- _Brief_
Output the material exactly, but drop every image it holds.

----

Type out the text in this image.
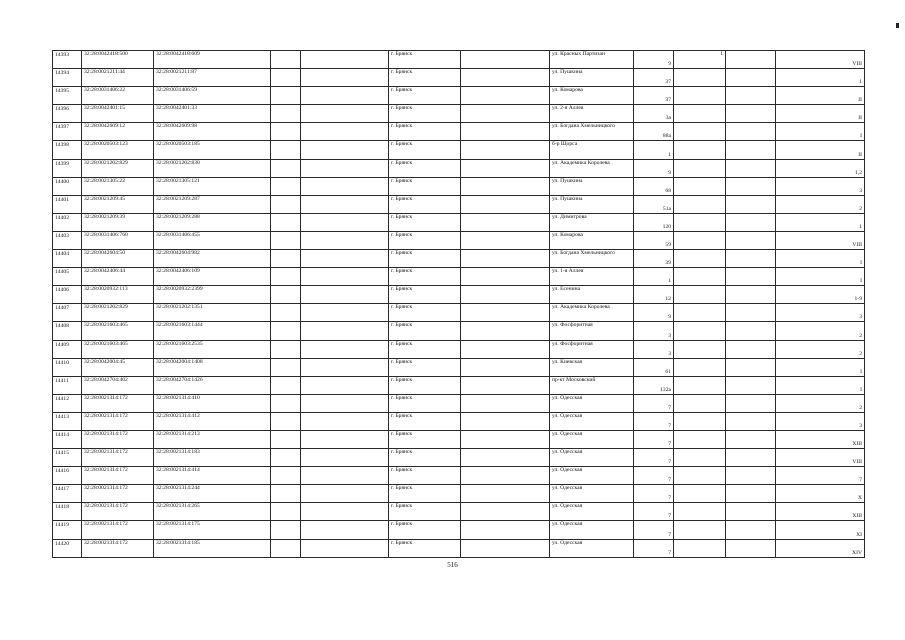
14393	32:28:0042418:500	32:28:0042418:609			г. Брянск		ул. Красных Партизан	9	1		VIII
14394	32:28:0021211:44	32:28:0021211:87			г. Брянск		ул. Пушкина	37			1
14395	32:28:0031406:22	32:28:0031406:59			г. Брянск		ул. Комарова	37			II
14396	32:28:0042401:15	32:28:0042401:33			г. Брянск		ул. 2-я Аллея	3а			II
14397	32:28:0042609:12	32:28:0042609:98			г. Брянск		ул. Богдана Хмельницкого	88а			I
14398	32:28:0020503:123	32:28:0020503:185			г. Брянск		б-р Щорса	1			II
14399	32:28:0021202:829	32:28:0021202:830			г. Брянск		ул. Академика Королева	9			1,2
14400	32:28:0021305:22	32:28:0021305:121			г. Брянск		ул. Пушкина	68			3
14401	32:28:0021209:45	32:28:0021209:287			г. Брянск		ул. Пушкина	51а			2
14402	32:28:0021209:39	32:28:0021209:288			г. Брянск		ул. Димитрова	120			1
14403	32:28:0031406:760	32:28:0031406:455			г. Брянск		ул. Комарова	59			VIII
14404	32:28:0042604:50	32:28:0042604:982			г. Брянск		ул. Богдана Хмельницкого	39			I
14405	32:28:0042406:44	32:28:0042406:109			г. Брянск		ул. 1-я Аллея	1			I
14406	32:28:0020932:113	32:28:0020932:2399			г. Брянск		ул. Есенина	12			1-9
14407	32:28:0021202:829	32:28:0021202:1351			г. Брянск		ул. Академика Королева	9			3
14408	32:28:0021603:465	32:28:0021603:1444			г. Брянск		ул. Фосфоритная	3			2
14409	32:28:0021603:465	32:28:0021603:2535			г. Брянск		ул. Фосфоритная	3			2
14410	32:28:0042004:45	32:28:0042004:1408			г. Брянск		ул. Киевская	61			I
14411	32:28:0042704:402	32:28:0042704:1426			г. Брянск		пр-кт Московский	132а			I
14412	32:28:0021314:172	32:28:0021314:410			г. Брянск		ул. Одесская	7			2
14413	32:28:0021314:172	32:28:0021314:412			г. Брянск		ул. Одесская	7			3
14414	32:28:0021314:172	32:28:0021314:213			г. Брянск		ул. Одесская	7			XIII
14415	32:28:0021314:172	32:28:0021314:183			г. Брянск		ул. Одесская	7			VIII
14416	32:28:0021314:172	32:28:0021314:414			г. Брянск		ул. Одесская	7			7
14417	32:28:0021314:172	32:28:0021314:244			г. Брянск		ул. Одесская	7			X
14418	32:28:0021314:172	32:28:0021314:265			г. Брянск		ул. Одесская	7			XIII
14419	32:28:0021314:172	32:28:0021314:175			г. Брянск		ул. Одесская	7			XI
14420	32:28:0021314:172	32:28:0021314:185			г. Брянск		ул. Одесская	7			XIV
516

----

- _Response to this task_
Type out the text in this image.
14393	32:28:0042418:500	32:28:0042418:609			г. Брянск		ул. Красных Партизан	9	1		VIII
14394	32:28:0021211:44	32:28:0021211:87			г. Брянск		ул. Пушкина	37			1
14395	32:28:0031406:22	32:28:0031406:59			г. Брянск		ул. Комарова	37			II
14396	32:28:0042401:15	32:28:0042401:33			г. Брянск		ул. 2-я Аллея	3а			II
14397	32:28:0042609:12	32:28:0042609:98			г. Брянск		ул. Богдана Хмельницкого	88а			I
14398	32:28:0020503:123	32:28:0020503:185			г. Брянск		б-р Щорса	1			II
14399	32:28:0021202:829	32:28:0021202:830			г. Брянск		ул. Академика Королева	9			1,2
14400	32:28:0021305:22	32:28:0021305:121			г. Брянск		ул. Пушкина	68			3
14401	32:28:0021209:45	32:28:0021209:287			г. Брянск		ул. Пушкина	51а			2
14402	32:28:0021209:39	32:28:0021209:288			г. Брянск		ул. Димитрова	120			1
14403	32:28:0031406:760	32:28:0031406:455			г. Брянск		ул. Комарова	59			VIII
14404	32:28:0042604:50	32:28:0042604:982			г. Брянск		ул. Богдана Хмельницкого	39			I
14405	32:28:0042406:44	32:28:0042406:109			г. Брянск		ул. 1-я Аллея	1			I
14406	32:28:0020932:113	32:28:0020932:2399			г. Брянск		ул. Есенина	12			1-9
14407	32:28:0021202:829	32:28:0021202:1351			г. Брянск		ул. Академика Королева	9			3
14408	32:28:0021603:465	32:28:0021603:1444			г. Брянск		ул. Фосфоритная	3			2
14409	32:28:0021603:465	32:28:0021603:2535			г. Брянск		ул. Фосфоритная	3			2
14410	32:28:0042004:45	32:28:0042004:1408			г. Брянск		ул. Киевская	61			I
14411	32:28:0042704:402	32:28:0042704:1426			г. Брянск		пр-кт Московский	132а			I
14412	32:28:0021314:172	32:28:0021314:410			г. Брянск		ул. Одесская	7			2
14413	32:28:0021314:172	32:28:0021314:412			г. Брянск		ул. Одесская	7			3
14414	32:28:0021314:172	32:28:0021314:213			г. Брянск		ул. Одесская	7			XIII
14415	32:28:0021314:172	32:28:0021314:183			г. Брянск		ул. Одесская	7			VIII
14416	32:28:0021314:172	32:28:0021314:414			г. Брянск		ул. Одесская	7			7
14417	32:28:0021314:172	32:28:0021314:244			г. Брянск		ул. Одесская	7			X
14418	32:28:0021314:172	32:28:0021314:265			г. Брянск		ул. Одесская	7			XIII
14419	32:28:0021314:172	32:28:0021314:175			г. Брянск		ул. Одесская	7			XI
14420	32:28:0021314:172	32:28:0021314:185			г. Брянск		ул. Одесская	7			XIV
516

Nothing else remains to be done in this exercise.